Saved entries

# # # # #

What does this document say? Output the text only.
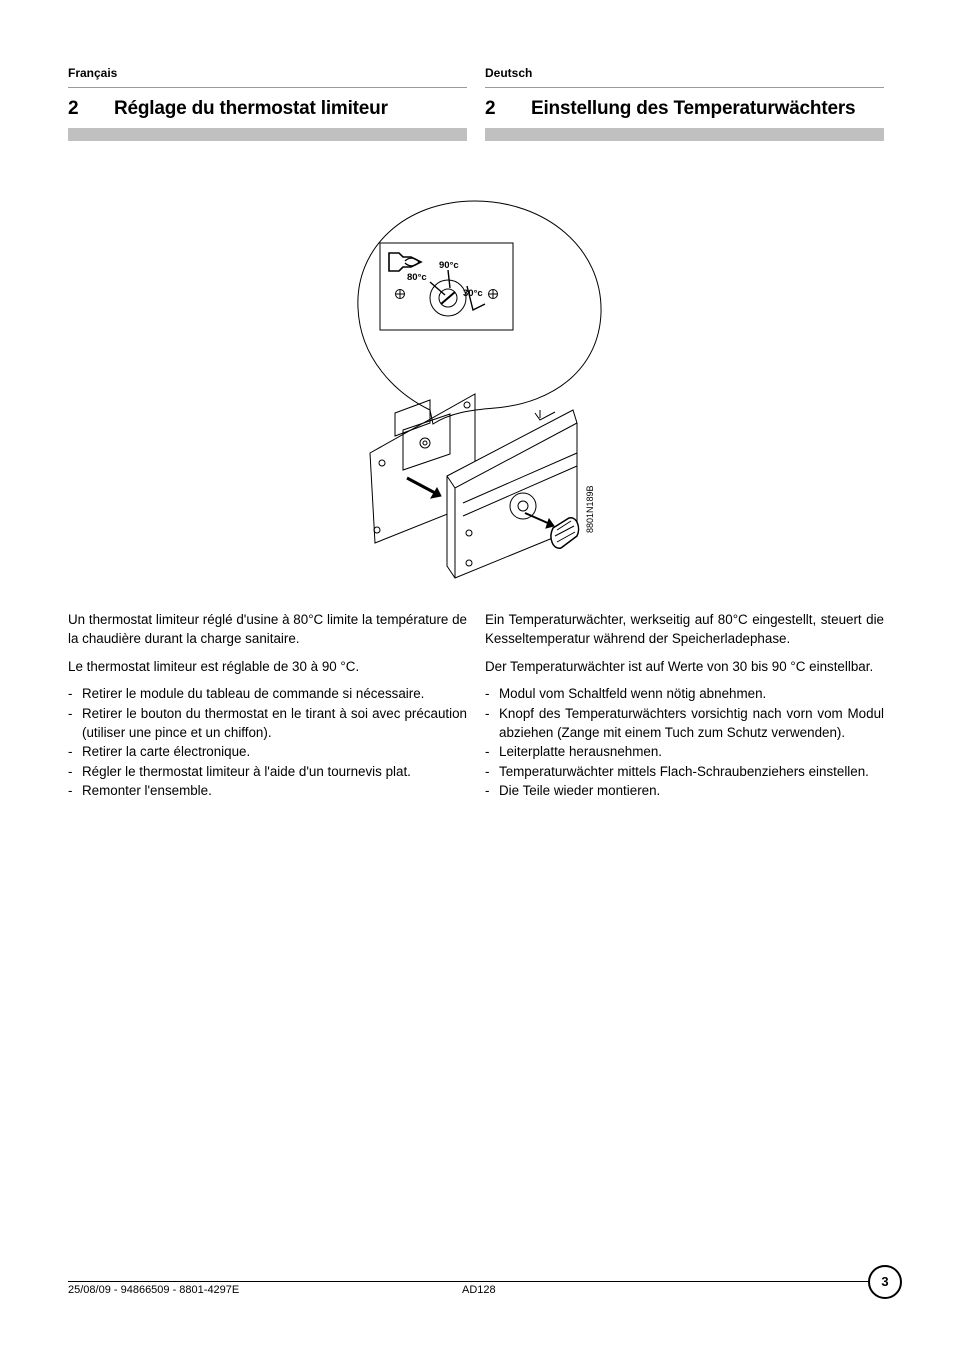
Français
2 Réglage du thermostat limiteur
Deutsch
2 Einstellung des Temperaturwächters
90°c
80°c
30°c
8801N189B

Un thermostat limiteur réglé d'usine à 80°C limite la température de la chaudière durant la charge sanitaire.

Le thermostat limiteur est réglable de 30 à 90 °C.

- Retirer le module du tableau de commande si nécessaire.
- Retirer le bouton du thermostat en le tirant à soi avec précaution (utiliser une pince et un chiffon).
- Retirer la carte électronique.
- Régler le thermostat limiteur à l'aide d'un tournevis plat.
- Remonter l'ensemble.

Ein Temperaturwächter, werkseitig auf 80°C eingestellt, steuert die Kesseltemperatur während der Speicherladephase.

Der Temperaturwächter ist auf Werte von 30 bis 90 °C einstellbar.

- Modul vom Schaltfeld wenn nötig abnehmen.
- Knopf des Temperaturwächters vorsichtig nach vorn vom Modul abziehen (Zange mit einem Tuch zum Schutz verwenden).
- Leiterplatte herausnehmen.
- Temperaturwächter mittels Flach-Schraubenziehers einstellen.
- Die Teile wieder montieren.
25/08/09 - 94866509 - 8801-4297E	AD128
3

# # # # #

(GIVEN EXERCISE)
Leave out the pictures and print each record exactly as it stands.

(TASK SOLUTION)
What does this document say? Output the text only.
Français
2 Réglage du thermostat limiteur
Deutsch
2 Einstellung des Temperaturwächters
90°c
80°c
30°c
8801N189B

Un thermostat limiteur réglé d'usine à 80°C limite la température de la chaudière durant la charge sanitaire.

Le thermostat limiteur est réglable de 30 à 90 °C.

- Retirer le module du tableau de commande si nécessaire.
- Retirer le bouton du thermostat en le tirant à soi avec précaution (utiliser une pince et un chiffon).
- Retirer la carte électronique.
- Régler le thermostat limiteur à l'aide d'un tournevis plat.
- Remonter l'ensemble.

Ein Temperaturwächter, werkseitig auf 80°C eingestellt, steuert die Kesseltemperatur während der Speicherladephase.

Der Temperaturwächter ist auf Werte von 30 bis 90 °C einstellbar.

- Modul vom Schaltfeld wenn nötig abnehmen.
- Knopf des Temperaturwächters vorsichtig nach vorn vom Modul abziehen (Zange mit einem Tuch zum Schutz verwenden).
- Leiterplatte herausnehmen.
- Temperaturwächter mittels Flach-Schraubenziehers einstellen.
- Die Teile wieder montieren.
25/08/09 - 94866509 - 8801-4297E	AD128
3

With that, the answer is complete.